#### [Given records]

########################################

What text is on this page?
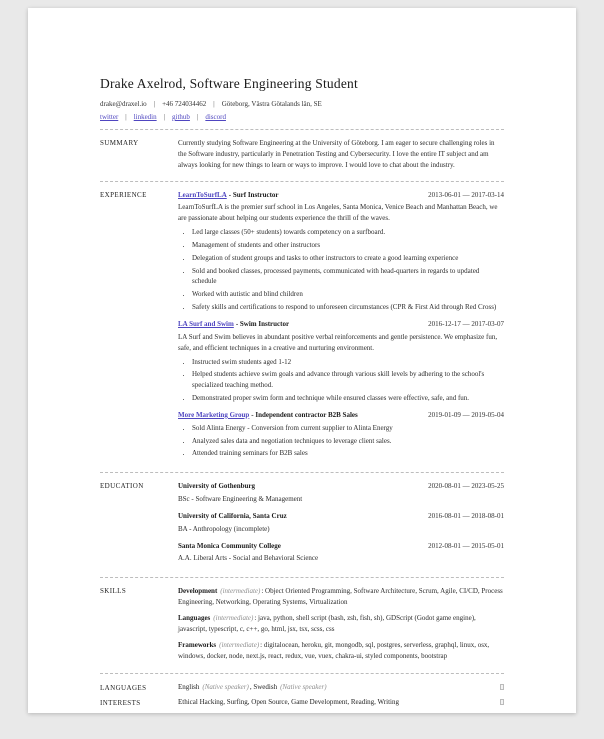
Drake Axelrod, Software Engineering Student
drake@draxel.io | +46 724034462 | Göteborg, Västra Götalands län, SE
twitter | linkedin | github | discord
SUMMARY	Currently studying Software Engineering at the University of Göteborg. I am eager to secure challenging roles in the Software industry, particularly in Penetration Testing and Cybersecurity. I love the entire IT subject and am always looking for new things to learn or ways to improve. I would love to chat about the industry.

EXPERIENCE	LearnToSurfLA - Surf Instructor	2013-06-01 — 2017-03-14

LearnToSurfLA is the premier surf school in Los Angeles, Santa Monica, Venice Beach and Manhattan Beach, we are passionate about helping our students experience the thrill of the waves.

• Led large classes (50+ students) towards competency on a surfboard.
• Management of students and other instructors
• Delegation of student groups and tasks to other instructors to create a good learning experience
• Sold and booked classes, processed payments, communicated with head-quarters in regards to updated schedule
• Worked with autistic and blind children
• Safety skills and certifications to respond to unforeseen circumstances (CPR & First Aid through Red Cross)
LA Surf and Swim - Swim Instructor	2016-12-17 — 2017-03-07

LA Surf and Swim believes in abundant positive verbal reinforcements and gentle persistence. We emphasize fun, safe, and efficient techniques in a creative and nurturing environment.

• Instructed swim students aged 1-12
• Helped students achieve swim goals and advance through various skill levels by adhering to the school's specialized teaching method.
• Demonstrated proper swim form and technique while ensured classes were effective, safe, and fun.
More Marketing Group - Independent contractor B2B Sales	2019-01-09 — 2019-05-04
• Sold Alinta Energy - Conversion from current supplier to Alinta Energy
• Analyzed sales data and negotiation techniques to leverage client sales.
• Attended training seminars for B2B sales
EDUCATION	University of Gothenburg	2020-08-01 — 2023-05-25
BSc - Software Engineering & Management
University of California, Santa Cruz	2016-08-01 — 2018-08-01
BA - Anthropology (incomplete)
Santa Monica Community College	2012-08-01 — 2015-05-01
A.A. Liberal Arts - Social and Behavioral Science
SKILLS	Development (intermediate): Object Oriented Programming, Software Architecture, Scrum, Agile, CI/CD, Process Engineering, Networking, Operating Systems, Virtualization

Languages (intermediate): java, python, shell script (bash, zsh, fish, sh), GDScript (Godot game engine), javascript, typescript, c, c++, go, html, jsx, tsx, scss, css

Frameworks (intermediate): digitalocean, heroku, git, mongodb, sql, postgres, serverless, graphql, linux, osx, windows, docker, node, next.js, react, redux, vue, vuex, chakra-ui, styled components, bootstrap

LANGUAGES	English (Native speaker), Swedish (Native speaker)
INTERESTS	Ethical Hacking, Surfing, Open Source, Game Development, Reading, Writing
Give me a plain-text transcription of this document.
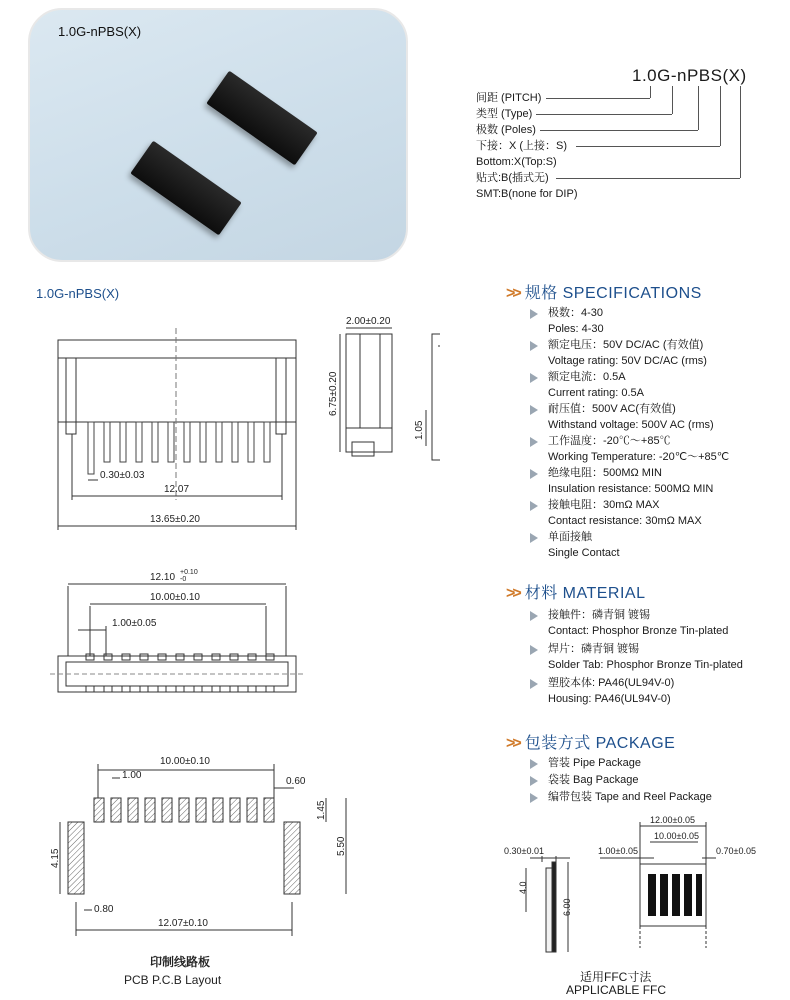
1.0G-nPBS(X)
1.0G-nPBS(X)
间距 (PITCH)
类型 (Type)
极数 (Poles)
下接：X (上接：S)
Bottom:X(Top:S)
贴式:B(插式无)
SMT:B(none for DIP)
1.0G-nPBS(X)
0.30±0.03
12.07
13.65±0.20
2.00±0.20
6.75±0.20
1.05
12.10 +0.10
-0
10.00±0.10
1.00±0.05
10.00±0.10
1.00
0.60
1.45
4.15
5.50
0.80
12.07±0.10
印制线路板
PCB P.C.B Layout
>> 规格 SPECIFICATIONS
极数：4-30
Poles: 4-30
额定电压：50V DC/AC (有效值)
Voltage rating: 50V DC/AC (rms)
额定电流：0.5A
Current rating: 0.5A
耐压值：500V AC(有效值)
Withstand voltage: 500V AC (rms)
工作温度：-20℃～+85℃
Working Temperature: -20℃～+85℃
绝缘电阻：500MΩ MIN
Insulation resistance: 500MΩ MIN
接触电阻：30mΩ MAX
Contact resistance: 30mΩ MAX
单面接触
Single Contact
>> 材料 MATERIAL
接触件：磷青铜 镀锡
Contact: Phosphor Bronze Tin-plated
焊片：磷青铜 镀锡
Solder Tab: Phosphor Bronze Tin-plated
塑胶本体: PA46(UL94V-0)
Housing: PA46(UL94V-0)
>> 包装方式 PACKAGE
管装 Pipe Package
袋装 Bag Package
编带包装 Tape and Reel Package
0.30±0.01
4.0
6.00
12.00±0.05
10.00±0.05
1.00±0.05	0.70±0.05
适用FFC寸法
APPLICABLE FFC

########################################

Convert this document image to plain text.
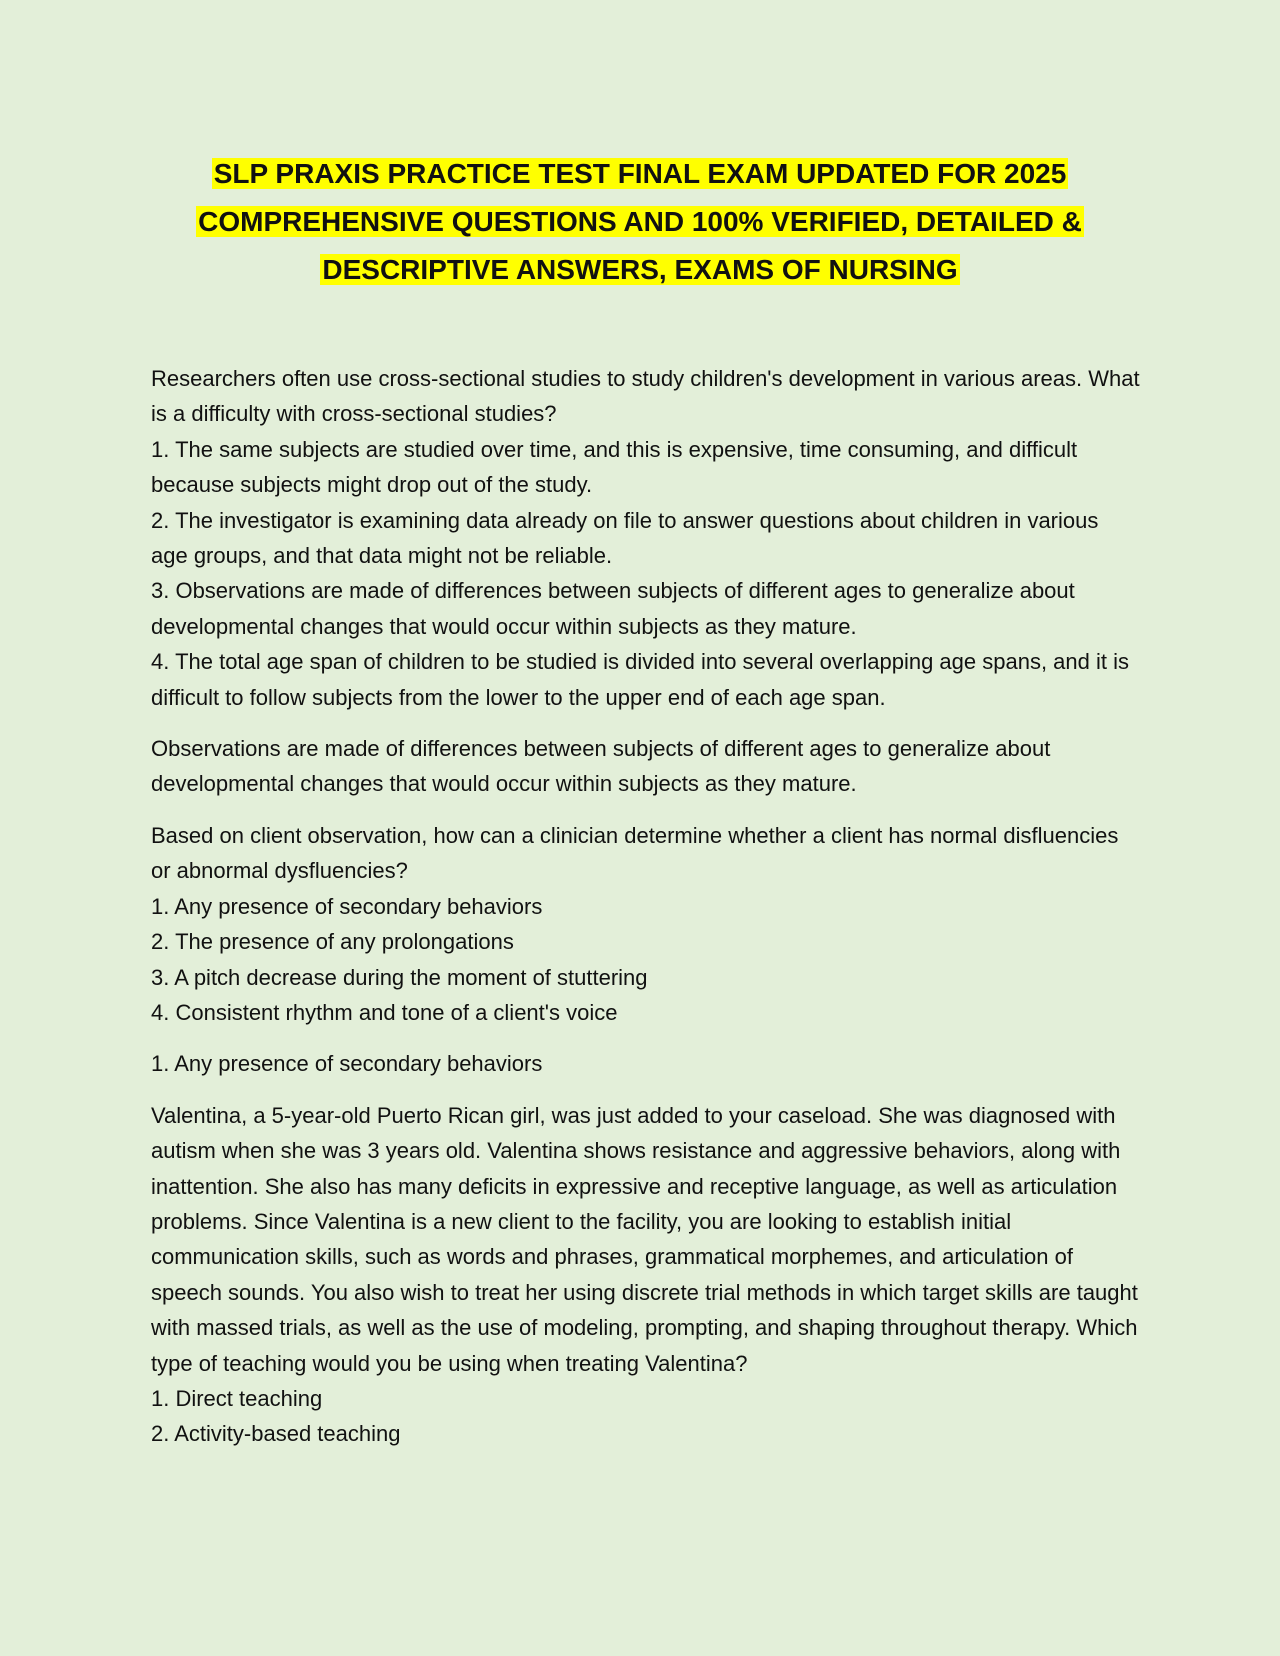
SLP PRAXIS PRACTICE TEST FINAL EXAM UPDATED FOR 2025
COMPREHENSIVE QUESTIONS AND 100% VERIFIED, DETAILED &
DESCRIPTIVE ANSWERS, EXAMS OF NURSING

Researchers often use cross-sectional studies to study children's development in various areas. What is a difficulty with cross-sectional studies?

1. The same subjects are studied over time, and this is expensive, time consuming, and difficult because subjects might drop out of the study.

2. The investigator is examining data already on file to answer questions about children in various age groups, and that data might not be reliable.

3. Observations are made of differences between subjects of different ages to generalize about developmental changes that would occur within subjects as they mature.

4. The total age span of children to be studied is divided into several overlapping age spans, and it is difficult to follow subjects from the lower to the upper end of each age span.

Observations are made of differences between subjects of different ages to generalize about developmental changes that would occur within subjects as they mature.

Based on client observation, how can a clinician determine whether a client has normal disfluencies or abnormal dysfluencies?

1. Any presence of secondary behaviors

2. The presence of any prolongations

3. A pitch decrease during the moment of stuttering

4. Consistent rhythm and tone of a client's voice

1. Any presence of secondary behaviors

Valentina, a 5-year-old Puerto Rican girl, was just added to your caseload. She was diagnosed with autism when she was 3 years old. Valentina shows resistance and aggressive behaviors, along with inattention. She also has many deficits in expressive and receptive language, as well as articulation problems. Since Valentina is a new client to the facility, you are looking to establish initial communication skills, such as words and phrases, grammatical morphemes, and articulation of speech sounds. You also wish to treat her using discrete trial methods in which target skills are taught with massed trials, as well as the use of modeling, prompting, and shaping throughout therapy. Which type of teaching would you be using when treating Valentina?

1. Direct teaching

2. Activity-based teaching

########################################

#### [Challenge]
Which lines contain "Monica"? Copy each of them out.

#### [Output of the task]
LearnToSurfLA is the premier surf school in Los Angeles, Santa Monica, Venice Beach and Manhattan Beach, we are passionate about helping our students experience the thrill of the waves.
Santa Monica Community College	2012-08-01 — 2015-05-01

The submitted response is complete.